==== LISTED RECORDS ====

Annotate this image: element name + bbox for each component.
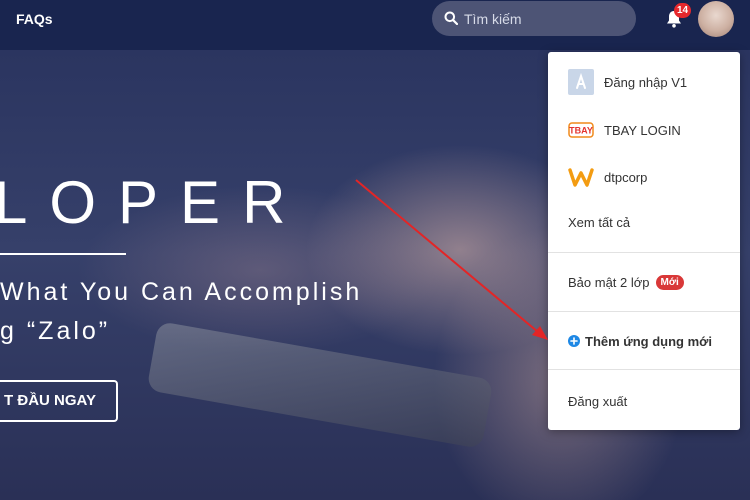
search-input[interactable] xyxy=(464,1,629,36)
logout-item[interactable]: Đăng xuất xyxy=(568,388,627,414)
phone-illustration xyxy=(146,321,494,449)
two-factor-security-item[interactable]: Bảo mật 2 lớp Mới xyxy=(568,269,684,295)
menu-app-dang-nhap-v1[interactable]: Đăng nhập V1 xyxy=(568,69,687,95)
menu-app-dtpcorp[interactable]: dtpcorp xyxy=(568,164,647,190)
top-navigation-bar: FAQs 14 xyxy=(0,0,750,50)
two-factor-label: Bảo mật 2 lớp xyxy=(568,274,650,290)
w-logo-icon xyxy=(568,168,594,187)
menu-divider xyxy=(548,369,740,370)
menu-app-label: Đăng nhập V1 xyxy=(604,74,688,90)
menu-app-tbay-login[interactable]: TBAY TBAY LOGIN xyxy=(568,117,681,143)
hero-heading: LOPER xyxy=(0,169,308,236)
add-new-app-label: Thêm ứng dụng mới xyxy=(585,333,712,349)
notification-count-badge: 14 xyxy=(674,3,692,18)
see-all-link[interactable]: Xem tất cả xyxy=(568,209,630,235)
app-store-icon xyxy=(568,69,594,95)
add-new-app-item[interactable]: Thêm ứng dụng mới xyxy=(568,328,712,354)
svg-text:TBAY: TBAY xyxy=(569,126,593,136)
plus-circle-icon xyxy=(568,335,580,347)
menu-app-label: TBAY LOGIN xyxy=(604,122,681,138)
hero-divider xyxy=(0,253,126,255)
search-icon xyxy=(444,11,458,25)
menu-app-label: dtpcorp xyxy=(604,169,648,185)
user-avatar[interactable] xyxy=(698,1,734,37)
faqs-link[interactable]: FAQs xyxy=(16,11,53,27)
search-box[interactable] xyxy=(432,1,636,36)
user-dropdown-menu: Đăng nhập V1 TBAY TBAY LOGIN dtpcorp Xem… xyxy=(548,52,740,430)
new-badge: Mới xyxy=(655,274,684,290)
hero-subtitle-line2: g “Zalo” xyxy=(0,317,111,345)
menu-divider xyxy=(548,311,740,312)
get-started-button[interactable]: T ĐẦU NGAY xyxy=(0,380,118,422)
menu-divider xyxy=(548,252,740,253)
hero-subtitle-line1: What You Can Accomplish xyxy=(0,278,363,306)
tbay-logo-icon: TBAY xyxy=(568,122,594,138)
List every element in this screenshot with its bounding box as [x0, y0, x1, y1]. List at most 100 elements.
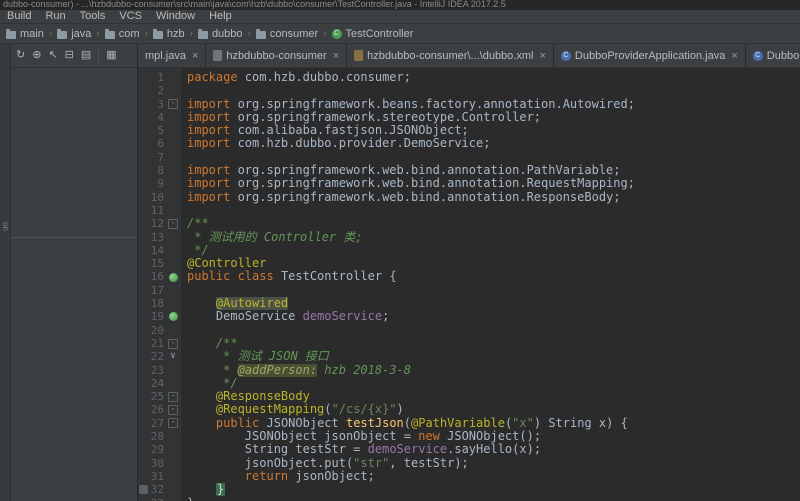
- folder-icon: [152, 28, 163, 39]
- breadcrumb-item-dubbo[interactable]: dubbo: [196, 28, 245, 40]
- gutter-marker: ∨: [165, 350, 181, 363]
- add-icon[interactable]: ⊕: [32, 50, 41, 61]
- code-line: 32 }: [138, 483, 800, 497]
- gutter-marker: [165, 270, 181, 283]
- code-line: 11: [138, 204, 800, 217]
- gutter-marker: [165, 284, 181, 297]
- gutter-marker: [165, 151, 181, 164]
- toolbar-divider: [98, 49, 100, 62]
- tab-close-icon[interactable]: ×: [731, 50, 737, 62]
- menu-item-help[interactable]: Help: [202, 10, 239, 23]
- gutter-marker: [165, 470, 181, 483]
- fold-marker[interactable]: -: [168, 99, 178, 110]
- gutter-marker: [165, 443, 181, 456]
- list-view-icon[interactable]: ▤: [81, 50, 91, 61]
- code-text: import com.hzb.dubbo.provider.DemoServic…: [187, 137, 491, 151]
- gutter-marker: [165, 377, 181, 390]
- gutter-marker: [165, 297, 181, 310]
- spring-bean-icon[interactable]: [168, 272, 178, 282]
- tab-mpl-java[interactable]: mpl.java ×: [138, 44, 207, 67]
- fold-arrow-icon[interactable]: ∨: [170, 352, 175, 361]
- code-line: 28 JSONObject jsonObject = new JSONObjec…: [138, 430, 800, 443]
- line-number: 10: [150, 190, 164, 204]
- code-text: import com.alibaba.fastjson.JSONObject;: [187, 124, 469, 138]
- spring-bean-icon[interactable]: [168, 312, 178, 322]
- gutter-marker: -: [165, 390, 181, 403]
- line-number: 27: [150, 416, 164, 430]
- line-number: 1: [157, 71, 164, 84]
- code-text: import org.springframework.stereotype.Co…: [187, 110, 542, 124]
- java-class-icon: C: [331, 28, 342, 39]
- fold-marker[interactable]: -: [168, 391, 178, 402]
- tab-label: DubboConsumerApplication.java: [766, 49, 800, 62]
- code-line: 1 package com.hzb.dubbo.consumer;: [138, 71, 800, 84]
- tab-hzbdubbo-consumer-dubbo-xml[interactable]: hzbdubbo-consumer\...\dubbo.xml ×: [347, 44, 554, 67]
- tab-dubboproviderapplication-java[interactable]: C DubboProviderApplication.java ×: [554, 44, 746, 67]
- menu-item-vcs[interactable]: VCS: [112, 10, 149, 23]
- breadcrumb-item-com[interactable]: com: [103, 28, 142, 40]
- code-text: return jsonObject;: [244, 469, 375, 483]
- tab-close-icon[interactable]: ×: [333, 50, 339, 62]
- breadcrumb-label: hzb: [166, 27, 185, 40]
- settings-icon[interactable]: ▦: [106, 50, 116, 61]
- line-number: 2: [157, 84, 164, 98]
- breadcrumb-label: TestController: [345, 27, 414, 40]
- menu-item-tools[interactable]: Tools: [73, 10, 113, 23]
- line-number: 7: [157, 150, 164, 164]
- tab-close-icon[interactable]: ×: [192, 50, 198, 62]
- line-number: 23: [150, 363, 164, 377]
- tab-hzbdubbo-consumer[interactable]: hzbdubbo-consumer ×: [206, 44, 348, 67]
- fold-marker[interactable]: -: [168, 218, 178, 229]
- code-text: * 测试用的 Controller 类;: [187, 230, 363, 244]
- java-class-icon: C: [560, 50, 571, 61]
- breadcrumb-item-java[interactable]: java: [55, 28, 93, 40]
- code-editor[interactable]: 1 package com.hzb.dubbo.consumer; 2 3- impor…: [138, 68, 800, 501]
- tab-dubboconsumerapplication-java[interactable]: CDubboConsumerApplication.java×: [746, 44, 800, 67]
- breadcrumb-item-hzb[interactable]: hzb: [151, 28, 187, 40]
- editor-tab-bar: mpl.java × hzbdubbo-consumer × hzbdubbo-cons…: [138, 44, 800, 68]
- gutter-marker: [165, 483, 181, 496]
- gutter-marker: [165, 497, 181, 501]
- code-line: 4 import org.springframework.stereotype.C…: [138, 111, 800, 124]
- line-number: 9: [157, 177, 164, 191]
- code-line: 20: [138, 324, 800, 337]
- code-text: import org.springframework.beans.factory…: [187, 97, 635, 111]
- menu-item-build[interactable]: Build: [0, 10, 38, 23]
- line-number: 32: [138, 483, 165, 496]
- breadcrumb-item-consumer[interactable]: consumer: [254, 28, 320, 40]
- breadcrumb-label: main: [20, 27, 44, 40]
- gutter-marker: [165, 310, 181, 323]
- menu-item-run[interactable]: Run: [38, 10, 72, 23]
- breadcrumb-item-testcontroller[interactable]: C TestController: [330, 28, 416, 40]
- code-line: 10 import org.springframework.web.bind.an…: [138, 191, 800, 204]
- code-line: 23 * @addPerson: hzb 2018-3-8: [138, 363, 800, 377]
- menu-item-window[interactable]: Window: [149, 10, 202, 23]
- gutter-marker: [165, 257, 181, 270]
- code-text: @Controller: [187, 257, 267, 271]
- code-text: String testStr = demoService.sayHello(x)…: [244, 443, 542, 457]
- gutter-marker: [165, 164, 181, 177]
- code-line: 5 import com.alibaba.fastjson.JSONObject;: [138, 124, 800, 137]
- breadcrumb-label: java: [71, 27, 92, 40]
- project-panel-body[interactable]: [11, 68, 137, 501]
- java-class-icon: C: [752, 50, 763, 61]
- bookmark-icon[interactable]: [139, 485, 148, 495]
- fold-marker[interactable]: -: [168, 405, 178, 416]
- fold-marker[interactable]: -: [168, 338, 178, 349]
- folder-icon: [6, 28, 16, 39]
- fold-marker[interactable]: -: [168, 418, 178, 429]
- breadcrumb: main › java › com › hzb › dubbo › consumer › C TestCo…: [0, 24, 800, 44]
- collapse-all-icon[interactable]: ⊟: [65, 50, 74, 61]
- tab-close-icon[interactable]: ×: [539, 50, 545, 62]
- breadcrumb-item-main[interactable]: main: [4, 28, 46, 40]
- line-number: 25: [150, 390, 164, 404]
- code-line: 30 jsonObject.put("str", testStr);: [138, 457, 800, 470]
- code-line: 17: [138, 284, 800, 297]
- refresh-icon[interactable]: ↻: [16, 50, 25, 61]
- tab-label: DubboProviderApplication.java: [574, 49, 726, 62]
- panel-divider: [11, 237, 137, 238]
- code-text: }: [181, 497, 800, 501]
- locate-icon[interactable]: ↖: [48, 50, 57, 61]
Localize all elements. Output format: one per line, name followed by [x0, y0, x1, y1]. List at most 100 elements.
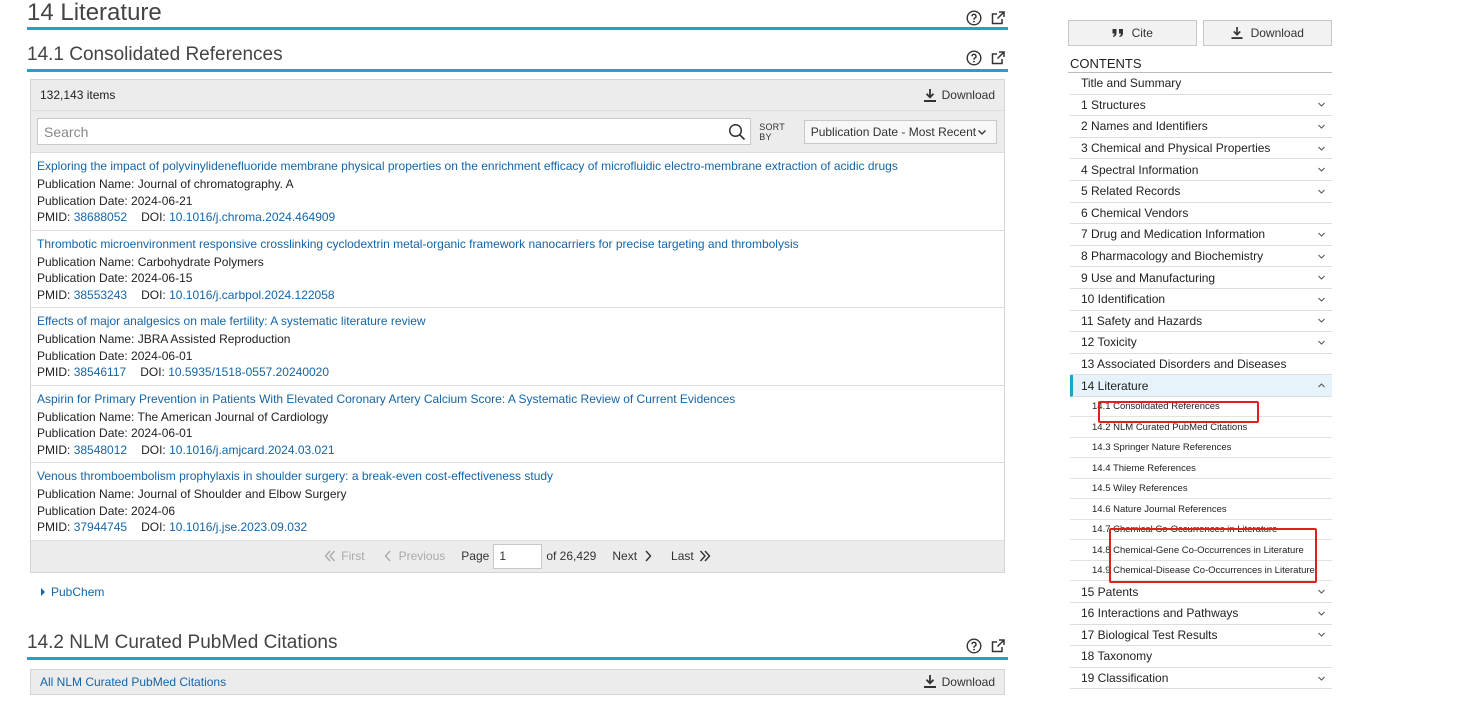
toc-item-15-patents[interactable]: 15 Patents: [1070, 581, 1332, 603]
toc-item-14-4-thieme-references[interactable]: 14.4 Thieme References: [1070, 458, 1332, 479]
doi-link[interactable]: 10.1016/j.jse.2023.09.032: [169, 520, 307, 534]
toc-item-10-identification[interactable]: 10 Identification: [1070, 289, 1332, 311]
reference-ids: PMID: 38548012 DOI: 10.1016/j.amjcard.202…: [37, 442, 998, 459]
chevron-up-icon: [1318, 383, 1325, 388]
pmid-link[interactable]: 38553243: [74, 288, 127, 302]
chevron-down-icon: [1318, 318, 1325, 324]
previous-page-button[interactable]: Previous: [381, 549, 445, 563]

====

Copy the listing above word for word, beginning at the line that contains "search-input[interactable] xyxy=(464,1,629,36)" and ending after the line that contains "add-new-app-label: Thêm ứng".

EXERCISE OUTPUT.
search-input[interactable] xyxy=(464,1,629,36)
logout-item[interactable]: Đăng xuất xyxy=(568,388,627,414)
phone-illustration xyxy=(146,321,494,449)
two-factor-security-item[interactable]: Bảo mật 2 lớp Mới xyxy=(568,269,684,295)
menu-app-dang-nhap-v1[interactable]: Đăng nhập V1 xyxy=(568,69,687,95)
menu-app-dtpcorp[interactable]: dtpcorp xyxy=(568,164,647,190)
top-navigation-bar: FAQs 14 xyxy=(0,0,750,50)
two-factor-label: Bảo mật 2 lớp xyxy=(568,274,650,290)
w-logo-icon xyxy=(568,168,594,187)
menu-divider xyxy=(548,369,740,370)
menu-app-label: Đăng nhập V1 xyxy=(604,74,688,90)
menu-app-tbay-login[interactable]: TBAY TBAY LOGIN xyxy=(568,117,681,143)
hero-heading: LOPER xyxy=(0,169,308,236)
add-new-app-label: Thêm ứng dụng mới xyxy=(585,333,712,349)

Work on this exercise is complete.